- [Aim of the exercise]
Return each line of the records holding the string "真题回顾".

- [Supplied records]
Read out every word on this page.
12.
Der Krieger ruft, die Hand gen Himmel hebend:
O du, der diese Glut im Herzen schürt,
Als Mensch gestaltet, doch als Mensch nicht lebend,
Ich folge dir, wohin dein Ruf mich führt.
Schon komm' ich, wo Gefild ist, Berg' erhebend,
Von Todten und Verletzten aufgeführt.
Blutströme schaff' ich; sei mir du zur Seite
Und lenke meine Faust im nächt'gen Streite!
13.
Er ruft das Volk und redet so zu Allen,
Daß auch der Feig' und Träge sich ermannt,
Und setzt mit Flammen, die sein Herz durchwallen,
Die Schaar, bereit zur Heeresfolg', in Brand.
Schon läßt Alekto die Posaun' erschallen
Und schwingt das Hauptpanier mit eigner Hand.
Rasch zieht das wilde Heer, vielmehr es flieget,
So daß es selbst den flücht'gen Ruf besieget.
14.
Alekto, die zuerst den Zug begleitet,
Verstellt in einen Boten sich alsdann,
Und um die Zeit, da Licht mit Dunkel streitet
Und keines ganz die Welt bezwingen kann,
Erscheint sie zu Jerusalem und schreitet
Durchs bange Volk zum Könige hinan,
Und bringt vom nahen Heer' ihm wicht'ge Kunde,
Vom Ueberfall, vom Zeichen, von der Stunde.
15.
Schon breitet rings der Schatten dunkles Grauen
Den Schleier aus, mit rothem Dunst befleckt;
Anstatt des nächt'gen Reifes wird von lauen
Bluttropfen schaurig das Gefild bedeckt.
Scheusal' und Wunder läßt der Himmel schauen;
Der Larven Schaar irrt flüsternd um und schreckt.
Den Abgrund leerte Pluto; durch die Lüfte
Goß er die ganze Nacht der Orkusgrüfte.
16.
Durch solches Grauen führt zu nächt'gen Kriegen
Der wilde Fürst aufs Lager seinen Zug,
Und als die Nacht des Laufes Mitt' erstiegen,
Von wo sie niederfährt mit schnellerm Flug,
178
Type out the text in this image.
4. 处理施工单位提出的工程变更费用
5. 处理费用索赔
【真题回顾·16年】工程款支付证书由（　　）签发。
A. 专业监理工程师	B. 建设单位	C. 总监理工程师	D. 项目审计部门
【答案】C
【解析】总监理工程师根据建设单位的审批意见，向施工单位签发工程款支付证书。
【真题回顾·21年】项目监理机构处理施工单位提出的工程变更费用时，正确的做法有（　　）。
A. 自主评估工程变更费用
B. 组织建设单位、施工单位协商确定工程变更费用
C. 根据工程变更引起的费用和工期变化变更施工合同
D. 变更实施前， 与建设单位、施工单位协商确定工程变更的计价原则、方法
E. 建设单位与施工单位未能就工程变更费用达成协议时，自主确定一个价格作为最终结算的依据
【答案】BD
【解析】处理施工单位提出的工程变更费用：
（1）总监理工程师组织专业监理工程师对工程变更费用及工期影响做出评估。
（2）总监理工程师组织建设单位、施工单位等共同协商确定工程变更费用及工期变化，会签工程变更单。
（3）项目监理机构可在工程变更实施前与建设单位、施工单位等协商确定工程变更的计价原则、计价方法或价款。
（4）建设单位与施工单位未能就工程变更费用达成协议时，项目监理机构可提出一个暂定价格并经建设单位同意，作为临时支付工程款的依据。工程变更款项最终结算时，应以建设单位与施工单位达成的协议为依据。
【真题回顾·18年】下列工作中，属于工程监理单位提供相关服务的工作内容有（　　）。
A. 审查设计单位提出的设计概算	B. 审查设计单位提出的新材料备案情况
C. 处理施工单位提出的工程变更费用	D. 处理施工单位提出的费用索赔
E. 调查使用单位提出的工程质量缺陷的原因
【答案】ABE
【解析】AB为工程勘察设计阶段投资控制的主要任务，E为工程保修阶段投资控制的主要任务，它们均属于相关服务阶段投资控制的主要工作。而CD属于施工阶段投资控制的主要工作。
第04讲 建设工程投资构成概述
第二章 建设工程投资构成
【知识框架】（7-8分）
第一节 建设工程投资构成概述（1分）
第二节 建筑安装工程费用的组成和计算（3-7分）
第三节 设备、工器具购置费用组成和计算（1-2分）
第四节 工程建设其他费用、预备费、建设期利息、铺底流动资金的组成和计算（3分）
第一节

- [Written answer]
【真题回顾·16年】工程款支付证书由（　　）签发。
【真题回顾·21年】项目监理机构处理施工单位提出的工程变更费用时，正确的做法有（　　）。
【真题回顾·18年】下列工作中，属于工程监理单位提供相关服务的工作内容有（　　）。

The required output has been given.